Problem:
Every record must be transcribed in its entirety, apart from the images, which are to be omitted.

[Collected data entries]
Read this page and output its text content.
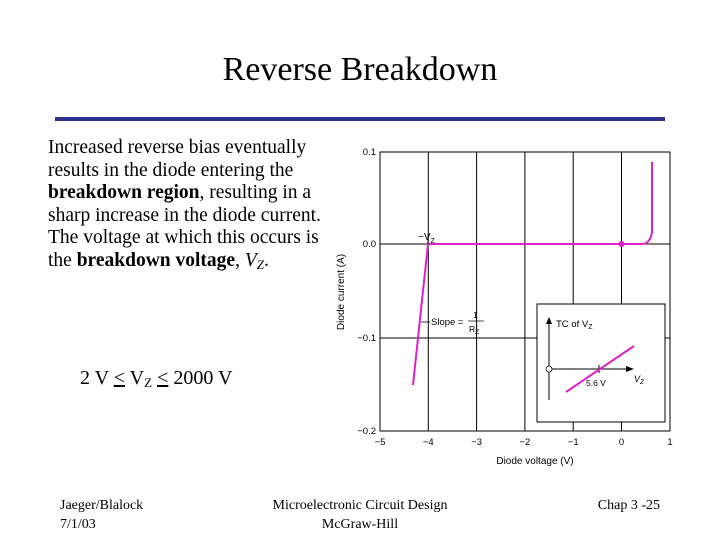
Reverse Breakdown
Increased reverse bias eventually results in the diode entering the breakdown region, resulting in a sharp increase in the diode current. The voltage at which this occurs is the breakdown voltage, $V_Z$.
2 $V \le V_Z \le 2000$ V
0.1
0.0
−0.1
−0.2
−5	−4	−3	−2	−1	0	1
Diode voltage (V)
Diode current (A)
$-V_Z$
Slope =
1
$R_Z$
TC of $V_Z$
5.6 V	$V_Z$
Jaeger/Blalock
7/1/03
Microelectronic Circuit Design
McGraw-Hill
Chap 3 -25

Correct output:
Read this page and output its text content.
Reverse Breakdown
Increased reverse bias eventually results in the diode entering the breakdown region, resulting in a sharp increase in the diode current. The voltage at which this occurs is the breakdown voltage, $V_Z$.
2 $V \le V_Z \le 2000$ V
0.1
0.0
−0.1
−0.2
−5	−4	−3	−2	−1	0	1
Diode voltage (V)
Diode current (A)
$-V_Z$
Slope =
1
$R_Z$
TC of $V_Z$
5.6 V	$V_Z$
Jaeger/Blalock
7/1/03
Microelectronic Circuit Design
McGraw-Hill
Chap 3 -25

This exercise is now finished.